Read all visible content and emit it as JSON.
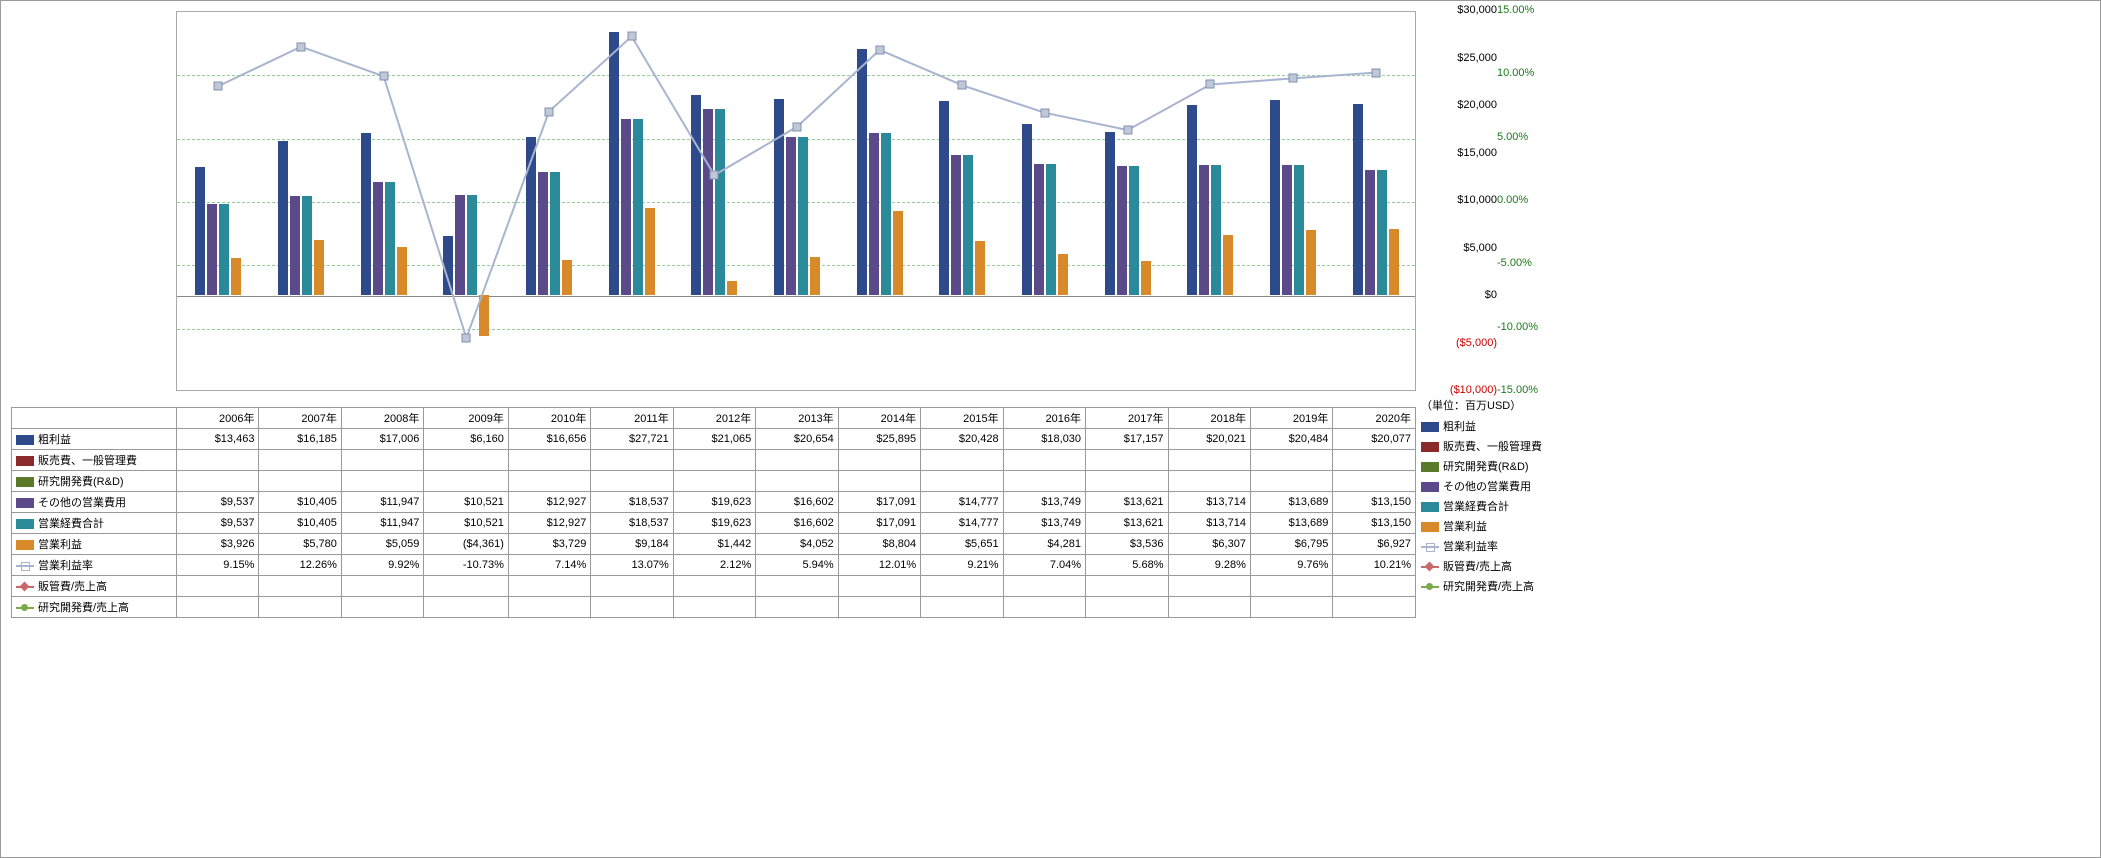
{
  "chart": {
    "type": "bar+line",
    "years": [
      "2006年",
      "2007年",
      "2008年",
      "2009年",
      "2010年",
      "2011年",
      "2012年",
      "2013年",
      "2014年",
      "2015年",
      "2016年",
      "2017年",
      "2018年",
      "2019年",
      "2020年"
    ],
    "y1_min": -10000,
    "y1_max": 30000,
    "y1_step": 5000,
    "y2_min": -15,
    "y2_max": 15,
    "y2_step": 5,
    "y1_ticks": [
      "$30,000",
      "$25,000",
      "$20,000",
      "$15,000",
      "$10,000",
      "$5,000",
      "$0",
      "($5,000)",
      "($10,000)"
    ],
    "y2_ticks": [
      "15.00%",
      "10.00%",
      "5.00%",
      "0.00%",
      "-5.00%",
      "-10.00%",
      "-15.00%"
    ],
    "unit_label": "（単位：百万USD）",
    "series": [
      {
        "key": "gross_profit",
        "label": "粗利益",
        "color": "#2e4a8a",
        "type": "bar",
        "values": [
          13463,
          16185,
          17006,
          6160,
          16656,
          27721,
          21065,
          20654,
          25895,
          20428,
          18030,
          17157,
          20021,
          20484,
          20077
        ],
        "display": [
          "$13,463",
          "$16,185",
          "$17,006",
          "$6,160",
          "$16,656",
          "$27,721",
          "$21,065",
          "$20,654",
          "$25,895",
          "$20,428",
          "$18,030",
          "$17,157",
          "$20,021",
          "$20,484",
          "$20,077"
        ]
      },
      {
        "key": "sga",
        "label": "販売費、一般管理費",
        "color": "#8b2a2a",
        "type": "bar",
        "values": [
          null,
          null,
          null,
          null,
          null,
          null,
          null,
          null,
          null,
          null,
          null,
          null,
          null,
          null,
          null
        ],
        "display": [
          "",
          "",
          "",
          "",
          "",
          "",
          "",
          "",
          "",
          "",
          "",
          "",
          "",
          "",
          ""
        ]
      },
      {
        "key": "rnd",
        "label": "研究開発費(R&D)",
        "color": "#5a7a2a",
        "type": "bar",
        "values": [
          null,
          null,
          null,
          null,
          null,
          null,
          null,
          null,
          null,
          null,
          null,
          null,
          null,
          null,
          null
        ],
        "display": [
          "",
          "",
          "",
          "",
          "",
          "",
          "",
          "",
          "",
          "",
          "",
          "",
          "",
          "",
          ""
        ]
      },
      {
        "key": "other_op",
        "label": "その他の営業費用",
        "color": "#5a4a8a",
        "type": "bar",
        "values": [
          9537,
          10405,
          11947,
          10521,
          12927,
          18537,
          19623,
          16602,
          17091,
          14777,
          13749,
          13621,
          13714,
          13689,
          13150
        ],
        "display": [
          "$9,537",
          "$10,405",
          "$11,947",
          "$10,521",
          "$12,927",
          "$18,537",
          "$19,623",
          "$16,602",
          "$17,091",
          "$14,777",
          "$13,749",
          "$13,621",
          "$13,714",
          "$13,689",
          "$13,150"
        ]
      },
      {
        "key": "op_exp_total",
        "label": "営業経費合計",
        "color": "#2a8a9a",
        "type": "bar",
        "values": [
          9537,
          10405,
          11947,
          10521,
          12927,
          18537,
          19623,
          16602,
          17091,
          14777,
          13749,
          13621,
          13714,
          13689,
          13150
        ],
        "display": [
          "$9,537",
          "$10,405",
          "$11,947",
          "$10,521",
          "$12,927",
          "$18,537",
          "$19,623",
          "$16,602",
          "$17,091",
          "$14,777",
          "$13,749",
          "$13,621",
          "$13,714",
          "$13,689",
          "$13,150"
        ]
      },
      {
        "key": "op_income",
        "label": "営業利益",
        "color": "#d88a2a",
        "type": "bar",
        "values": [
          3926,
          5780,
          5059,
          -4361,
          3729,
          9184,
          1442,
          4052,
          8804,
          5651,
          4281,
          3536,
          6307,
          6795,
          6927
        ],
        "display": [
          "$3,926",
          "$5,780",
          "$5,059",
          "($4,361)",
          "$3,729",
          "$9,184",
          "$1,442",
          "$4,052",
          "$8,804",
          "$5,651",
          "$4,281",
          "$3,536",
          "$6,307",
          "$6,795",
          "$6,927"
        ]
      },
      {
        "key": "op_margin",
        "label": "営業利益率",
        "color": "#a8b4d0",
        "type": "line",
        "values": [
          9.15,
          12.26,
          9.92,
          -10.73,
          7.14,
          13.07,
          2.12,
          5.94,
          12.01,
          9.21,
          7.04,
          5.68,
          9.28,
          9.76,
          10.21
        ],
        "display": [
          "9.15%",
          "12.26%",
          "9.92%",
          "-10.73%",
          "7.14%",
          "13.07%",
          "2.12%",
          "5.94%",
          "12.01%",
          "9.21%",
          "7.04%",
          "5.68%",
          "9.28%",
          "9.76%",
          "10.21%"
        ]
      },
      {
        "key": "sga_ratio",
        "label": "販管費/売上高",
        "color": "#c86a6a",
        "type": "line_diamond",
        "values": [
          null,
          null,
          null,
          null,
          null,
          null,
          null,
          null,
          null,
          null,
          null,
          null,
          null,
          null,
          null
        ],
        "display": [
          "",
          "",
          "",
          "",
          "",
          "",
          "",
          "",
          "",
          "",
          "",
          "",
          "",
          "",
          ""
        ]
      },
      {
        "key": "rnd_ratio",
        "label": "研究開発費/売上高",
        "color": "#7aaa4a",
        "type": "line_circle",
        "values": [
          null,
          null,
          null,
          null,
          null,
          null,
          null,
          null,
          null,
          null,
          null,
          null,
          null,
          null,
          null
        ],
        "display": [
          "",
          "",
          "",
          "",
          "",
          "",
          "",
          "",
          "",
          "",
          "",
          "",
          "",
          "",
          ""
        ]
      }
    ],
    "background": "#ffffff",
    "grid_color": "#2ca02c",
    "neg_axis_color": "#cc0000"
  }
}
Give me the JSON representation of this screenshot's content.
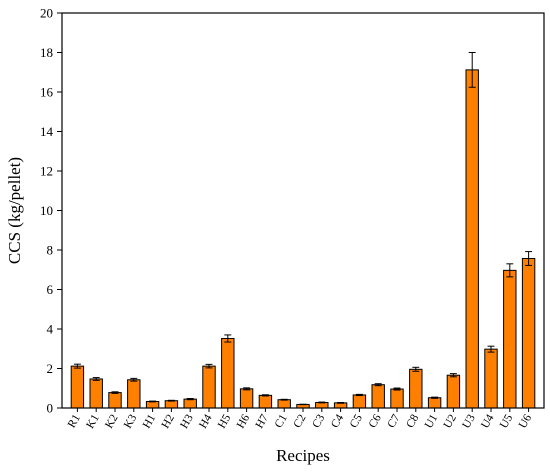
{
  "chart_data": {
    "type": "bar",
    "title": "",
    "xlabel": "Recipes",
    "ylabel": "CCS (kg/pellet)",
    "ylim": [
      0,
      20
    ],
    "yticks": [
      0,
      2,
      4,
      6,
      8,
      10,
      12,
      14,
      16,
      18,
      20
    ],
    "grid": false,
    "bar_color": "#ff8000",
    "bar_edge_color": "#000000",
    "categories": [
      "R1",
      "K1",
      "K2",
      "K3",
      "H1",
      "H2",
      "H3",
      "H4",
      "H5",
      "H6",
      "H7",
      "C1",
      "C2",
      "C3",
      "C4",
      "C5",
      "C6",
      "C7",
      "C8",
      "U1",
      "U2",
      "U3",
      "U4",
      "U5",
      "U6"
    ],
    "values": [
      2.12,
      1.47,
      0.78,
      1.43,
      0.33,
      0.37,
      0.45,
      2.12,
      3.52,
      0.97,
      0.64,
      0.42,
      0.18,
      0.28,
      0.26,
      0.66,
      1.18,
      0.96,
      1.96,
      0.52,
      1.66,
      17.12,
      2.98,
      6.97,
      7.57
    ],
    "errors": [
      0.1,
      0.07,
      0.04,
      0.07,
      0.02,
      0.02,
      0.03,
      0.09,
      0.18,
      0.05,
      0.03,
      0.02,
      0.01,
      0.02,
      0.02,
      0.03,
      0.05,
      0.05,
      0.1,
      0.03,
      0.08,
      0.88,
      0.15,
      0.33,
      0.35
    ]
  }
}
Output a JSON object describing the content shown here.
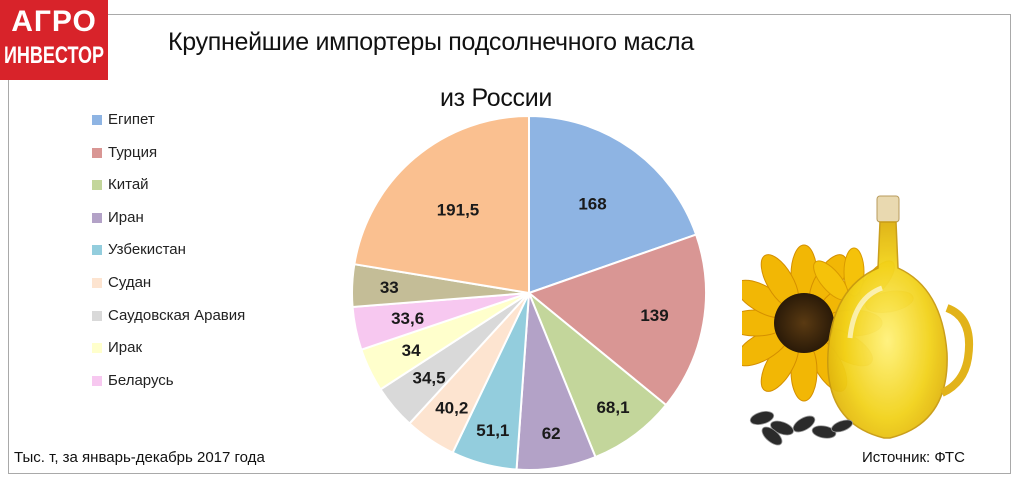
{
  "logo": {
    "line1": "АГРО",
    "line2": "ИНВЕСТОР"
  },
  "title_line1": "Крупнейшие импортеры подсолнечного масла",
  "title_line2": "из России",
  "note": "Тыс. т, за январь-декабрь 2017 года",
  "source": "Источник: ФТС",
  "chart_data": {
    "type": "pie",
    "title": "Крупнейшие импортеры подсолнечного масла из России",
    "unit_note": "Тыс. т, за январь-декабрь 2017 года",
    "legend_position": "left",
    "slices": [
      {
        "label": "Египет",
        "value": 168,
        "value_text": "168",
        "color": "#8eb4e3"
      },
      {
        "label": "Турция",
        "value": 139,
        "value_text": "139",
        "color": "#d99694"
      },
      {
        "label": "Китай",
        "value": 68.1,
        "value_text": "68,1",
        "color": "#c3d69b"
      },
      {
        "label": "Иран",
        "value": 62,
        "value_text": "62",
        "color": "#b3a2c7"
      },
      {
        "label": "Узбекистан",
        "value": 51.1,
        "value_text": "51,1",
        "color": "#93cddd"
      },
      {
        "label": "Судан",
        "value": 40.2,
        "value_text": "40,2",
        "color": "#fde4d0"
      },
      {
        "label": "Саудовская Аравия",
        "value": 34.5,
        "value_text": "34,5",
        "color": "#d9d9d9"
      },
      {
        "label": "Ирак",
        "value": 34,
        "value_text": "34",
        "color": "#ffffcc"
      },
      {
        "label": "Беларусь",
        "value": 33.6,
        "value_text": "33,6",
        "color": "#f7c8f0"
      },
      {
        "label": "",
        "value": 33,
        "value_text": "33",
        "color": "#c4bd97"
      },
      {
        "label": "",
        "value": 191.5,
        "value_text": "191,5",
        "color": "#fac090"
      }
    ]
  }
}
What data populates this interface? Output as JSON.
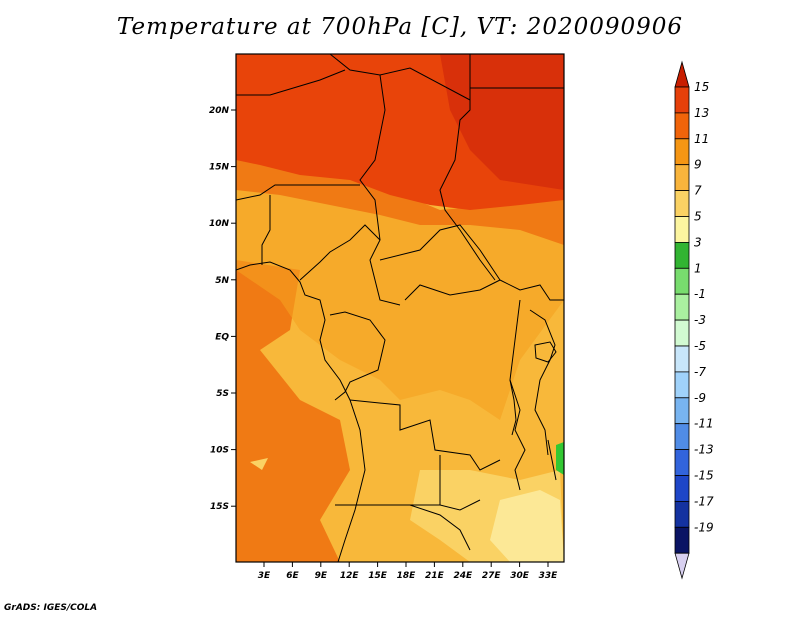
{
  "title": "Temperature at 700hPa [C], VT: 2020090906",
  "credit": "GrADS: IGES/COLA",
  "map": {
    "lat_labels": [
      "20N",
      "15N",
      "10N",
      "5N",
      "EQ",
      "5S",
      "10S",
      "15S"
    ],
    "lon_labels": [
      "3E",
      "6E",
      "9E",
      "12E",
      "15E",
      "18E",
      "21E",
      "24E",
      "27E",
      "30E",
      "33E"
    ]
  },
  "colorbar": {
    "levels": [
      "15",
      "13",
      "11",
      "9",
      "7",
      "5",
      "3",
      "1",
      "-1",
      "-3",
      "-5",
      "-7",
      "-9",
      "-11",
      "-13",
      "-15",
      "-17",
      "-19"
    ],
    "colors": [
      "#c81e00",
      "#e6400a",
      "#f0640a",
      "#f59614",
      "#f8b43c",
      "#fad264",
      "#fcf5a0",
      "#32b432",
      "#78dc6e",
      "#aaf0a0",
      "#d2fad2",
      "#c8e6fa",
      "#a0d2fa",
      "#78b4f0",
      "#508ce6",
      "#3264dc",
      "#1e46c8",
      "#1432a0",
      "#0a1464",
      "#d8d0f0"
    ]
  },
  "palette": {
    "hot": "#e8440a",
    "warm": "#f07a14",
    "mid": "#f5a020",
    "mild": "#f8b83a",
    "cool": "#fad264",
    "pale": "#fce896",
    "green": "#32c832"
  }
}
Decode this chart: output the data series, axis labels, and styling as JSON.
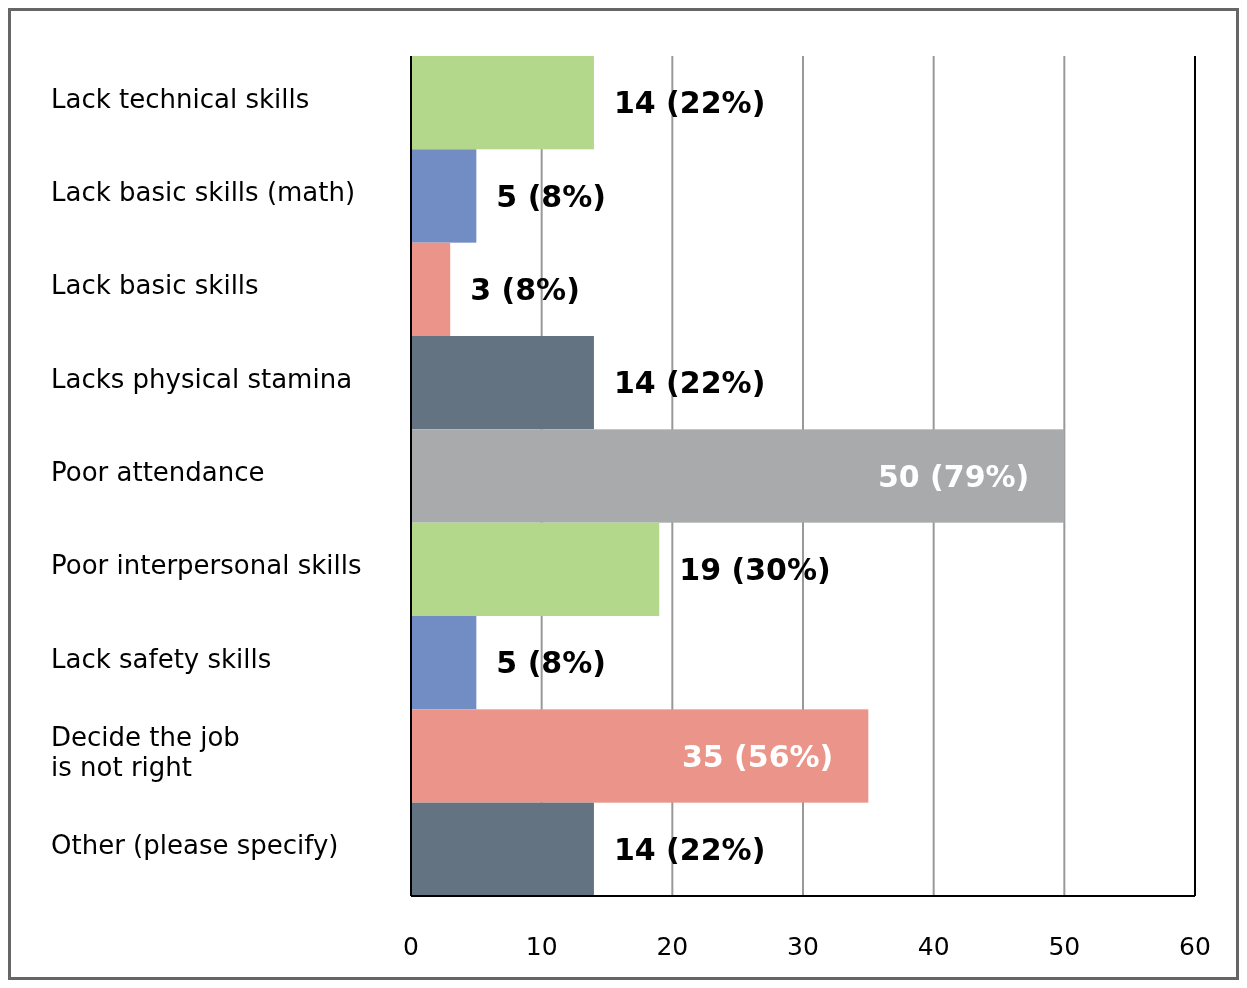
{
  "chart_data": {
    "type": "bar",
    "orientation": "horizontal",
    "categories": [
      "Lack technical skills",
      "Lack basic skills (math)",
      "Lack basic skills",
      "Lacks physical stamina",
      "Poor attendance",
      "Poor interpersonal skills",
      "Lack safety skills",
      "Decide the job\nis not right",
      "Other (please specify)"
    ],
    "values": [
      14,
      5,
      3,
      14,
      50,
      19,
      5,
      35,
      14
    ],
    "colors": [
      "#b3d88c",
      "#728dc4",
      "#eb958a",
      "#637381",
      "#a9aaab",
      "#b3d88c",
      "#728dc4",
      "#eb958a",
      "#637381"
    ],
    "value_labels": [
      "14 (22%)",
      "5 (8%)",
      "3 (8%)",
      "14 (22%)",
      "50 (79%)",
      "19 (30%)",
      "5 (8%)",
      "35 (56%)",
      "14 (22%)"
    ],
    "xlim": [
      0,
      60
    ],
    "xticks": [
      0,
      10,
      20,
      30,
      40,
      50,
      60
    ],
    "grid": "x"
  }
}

Set problem: Select every line of the records holding the string "JSON".

Completed exercise:
Read all visible content and emit it as JSON.
Give me the JSON representation of this screenshot's content.
Output a JSON object describing the content shown here.
What data populates this interface? Output as JSON.
Decode this chart: output the data series, axis labels, and styling as JSON.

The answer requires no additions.